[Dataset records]
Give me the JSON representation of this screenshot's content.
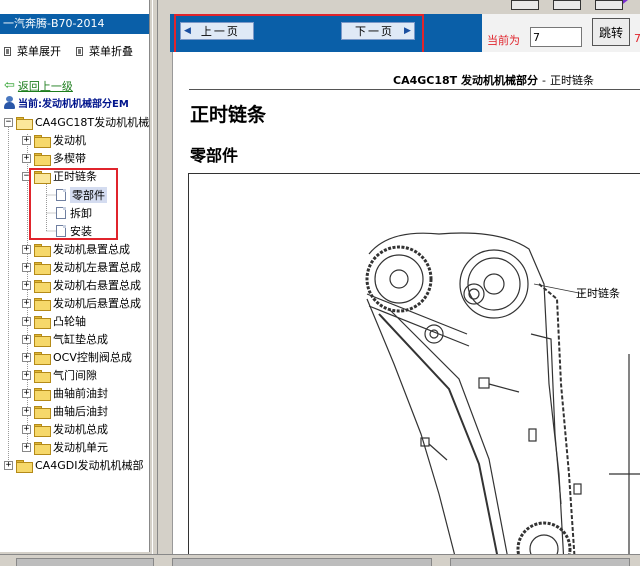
{
  "app": {
    "title": "一汽奔腾-B70-2014"
  },
  "sidebar": {
    "expand_label": "菜单展开",
    "collapse_label": "菜单折叠",
    "back_label": "返回上一级",
    "current_label": "当前:发动机机械部分EM",
    "tree": {
      "root_label": "CA4GC18T发动机机械",
      "items": [
        {
          "label": "发动机"
        },
        {
          "label": "多楔带"
        },
        {
          "label": "正时链条"
        },
        {
          "label": "发动机悬置总成"
        },
        {
          "label": "发动机左悬置总成"
        },
        {
          "label": "发动机右悬置总成"
        },
        {
          "label": "发动机后悬置总成"
        },
        {
          "label": "凸轮轴"
        },
        {
          "label": "气缸垫总成"
        },
        {
          "label": "OCV控制阀总成"
        },
        {
          "label": "气门间隙"
        },
        {
          "label": "曲轴前油封"
        },
        {
          "label": "曲轴后油封"
        },
        {
          "label": "发动机总成"
        },
        {
          "label": "发动机单元"
        }
      ],
      "children": [
        {
          "label": "零部件"
        },
        {
          "label": "拆卸"
        },
        {
          "label": "安装"
        }
      ],
      "second_root_label": "CA4GDI发动机机械部"
    }
  },
  "nav": {
    "prev_label": "上一页",
    "next_label": "下一页",
    "current_page_label": "当前为",
    "current_page_value": "7",
    "jump_label": "跳转",
    "total_pages_partial": "7"
  },
  "document": {
    "header_model": "CA4GC18T 发动机机械部分",
    "header_separator": "-",
    "header_section": "正时链条",
    "title": "正时链条",
    "subtitle": "零部件",
    "figure_callout": "正时链条"
  },
  "colors": {
    "nav_blue": "#0a5fa8",
    "highlight_red": "#e0242c",
    "link_green": "#1d7d1d",
    "current_blue": "#00148c"
  }
}
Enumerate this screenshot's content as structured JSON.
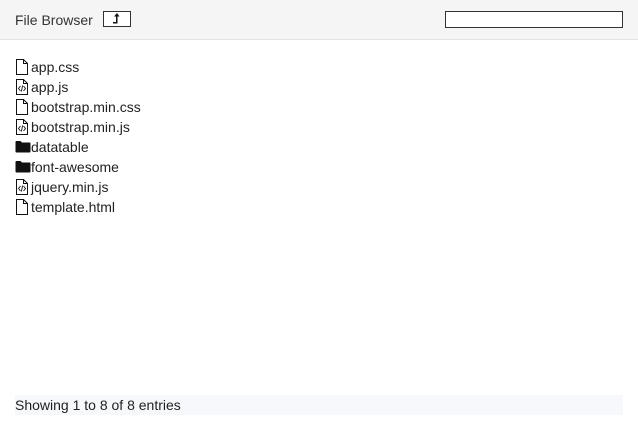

● **Task requirements**: List the lines of the records where "JSON" occurs.

● **Full output**:
Give me the JSON representation of this screenshot's content.
Enumerate this screenshot's content as structured JSON.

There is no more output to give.